Every entry that follows should be reproduced exactly.

##### Records for processing #####

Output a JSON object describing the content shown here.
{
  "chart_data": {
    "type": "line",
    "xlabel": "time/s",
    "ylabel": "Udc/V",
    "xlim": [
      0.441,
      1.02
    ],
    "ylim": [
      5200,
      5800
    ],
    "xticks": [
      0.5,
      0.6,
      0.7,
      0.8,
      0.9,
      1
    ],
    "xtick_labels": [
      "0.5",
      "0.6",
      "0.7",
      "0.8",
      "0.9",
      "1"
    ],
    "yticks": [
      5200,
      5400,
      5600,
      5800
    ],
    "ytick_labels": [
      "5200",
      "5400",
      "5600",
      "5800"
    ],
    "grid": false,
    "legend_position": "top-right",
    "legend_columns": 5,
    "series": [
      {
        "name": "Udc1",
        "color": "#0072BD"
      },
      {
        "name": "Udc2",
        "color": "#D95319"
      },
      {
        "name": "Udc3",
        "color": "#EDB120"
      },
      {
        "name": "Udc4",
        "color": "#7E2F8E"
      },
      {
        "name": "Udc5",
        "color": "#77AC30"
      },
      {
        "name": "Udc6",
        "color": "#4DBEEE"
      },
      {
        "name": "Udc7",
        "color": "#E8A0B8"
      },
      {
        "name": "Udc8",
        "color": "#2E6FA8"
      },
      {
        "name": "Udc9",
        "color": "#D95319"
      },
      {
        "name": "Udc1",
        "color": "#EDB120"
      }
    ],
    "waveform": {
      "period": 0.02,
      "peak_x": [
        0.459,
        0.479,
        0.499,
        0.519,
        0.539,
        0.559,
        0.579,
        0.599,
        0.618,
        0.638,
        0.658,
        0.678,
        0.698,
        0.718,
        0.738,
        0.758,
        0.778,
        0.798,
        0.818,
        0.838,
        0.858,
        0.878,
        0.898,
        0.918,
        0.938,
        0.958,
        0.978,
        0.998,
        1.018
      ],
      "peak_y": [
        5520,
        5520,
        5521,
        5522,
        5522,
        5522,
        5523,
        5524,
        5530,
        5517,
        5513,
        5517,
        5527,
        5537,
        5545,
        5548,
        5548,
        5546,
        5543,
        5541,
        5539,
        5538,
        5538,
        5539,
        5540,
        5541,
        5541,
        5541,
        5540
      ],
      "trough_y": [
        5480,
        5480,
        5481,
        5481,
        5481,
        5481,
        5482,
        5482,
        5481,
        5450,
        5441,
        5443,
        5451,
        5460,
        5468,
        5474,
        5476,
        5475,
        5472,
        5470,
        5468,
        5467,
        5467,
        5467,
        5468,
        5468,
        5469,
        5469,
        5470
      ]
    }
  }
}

#####

» **Exercise result**
Output a JSON object describing the content shown here.
{
  "chart_data": {
    "type": "line",
    "xlabel": "time/s",
    "ylabel": "Udc/V",
    "xlim": [
      0.441,
      1.02
    ],
    "ylim": [
      5200,
      5800
    ],
    "xticks": [
      0.5,
      0.6,
      0.7,
      0.8,
      0.9,
      1
    ],
    "xtick_labels": [
      "0.5",
      "0.6",
      "0.7",
      "0.8",
      "0.9",
      "1"
    ],
    "yticks": [
      5200,
      5400,
      5600,
      5800
    ],
    "ytick_labels": [
      "5200",
      "5400",
      "5600",
      "5800"
    ],
    "grid": false,
    "legend_position": "top-right",
    "legend_columns": 5,
    "series": [
      {
        "name": "Udc1",
        "color": "#0072BD"
      },
      {
        "name": "Udc2",
        "color": "#D95319"
      },
      {
        "name": "Udc3",
        "color": "#EDB120"
      },
      {
        "name": "Udc4",
        "color": "#7E2F8E"
      },
      {
        "name": "Udc5",
        "color": "#77AC30"
      },
      {
        "name": "Udc6",
        "color": "#4DBEEE"
      },
      {
        "name": "Udc7",
        "color": "#E8A0B8"
      },
      {
        "name": "Udc8",
        "color": "#2E6FA8"
      },
      {
        "name": "Udc9",
        "color": "#D95319"
      },
      {
        "name": "Udc1",
        "color": "#EDB120"
      }
    ],
    "waveform": {
      "period": 0.02,
      "peak_x": [
        0.459,
        0.479,
        0.499,
        0.519,
        0.539,
        0.559,
        0.579,
        0.599,
        0.618,
        0.638,
        0.658,
        0.678,
        0.698,
        0.718,
        0.738,
        0.758,
        0.778,
        0.798,
        0.818,
        0.838,
        0.858,
        0.878,
        0.898,
        0.918,
        0.938,
        0.958,
        0.978,
        0.998,
        1.018
      ],
      "peak_y": [
        5520,
        5520,
        5521,
        5522,
        5522,
        5522,
        5523,
        5524,
        5530,
        5517,
        5513,
        5517,
        5527,
        5537,
        5545,
        5548,
        5548,
        5546,
        5543,
        5541,
        5539,
        5538,
        5538,
        5539,
        5540,
        5541,
        5541,
        5541,
        5540
      ],
      "trough_y": [
        5480,
        5480,
        5481,
        5481,
        5481,
        5481,
        5482,
        5482,
        5481,
        5450,
        5441,
        5443,
        5451,
        5460,
        5468,
        5474,
        5476,
        5475,
        5472,
        5470,
        5468,
        5467,
        5467,
        5467,
        5468,
        5468,
        5469,
        5469,
        5470
      ]
    }
  }
}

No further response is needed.